SHORT PROBLEM:
Determine how many lines of the records include "Mail", and answer with the number alone.

[Recorded data]

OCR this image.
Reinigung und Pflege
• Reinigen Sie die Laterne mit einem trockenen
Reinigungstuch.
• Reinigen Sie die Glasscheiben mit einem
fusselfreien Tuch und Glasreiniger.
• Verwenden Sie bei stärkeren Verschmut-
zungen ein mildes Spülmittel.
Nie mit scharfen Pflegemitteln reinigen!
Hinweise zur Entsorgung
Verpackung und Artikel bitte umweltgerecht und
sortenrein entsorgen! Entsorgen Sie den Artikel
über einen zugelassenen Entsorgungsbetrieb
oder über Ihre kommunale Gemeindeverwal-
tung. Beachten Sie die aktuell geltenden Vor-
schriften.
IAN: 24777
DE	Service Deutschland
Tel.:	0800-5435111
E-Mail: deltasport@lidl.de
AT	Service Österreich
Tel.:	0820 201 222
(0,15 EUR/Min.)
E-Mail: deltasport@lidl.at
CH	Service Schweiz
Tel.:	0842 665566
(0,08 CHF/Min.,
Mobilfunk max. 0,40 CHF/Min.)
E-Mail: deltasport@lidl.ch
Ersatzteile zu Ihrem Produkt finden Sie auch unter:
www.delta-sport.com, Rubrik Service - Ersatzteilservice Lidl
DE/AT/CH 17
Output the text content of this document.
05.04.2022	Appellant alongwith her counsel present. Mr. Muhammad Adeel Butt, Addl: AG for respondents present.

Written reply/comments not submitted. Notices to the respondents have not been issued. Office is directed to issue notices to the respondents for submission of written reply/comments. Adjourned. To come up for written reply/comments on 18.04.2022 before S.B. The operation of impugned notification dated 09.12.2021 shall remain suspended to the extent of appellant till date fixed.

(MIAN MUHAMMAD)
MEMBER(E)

THE RESULT:
3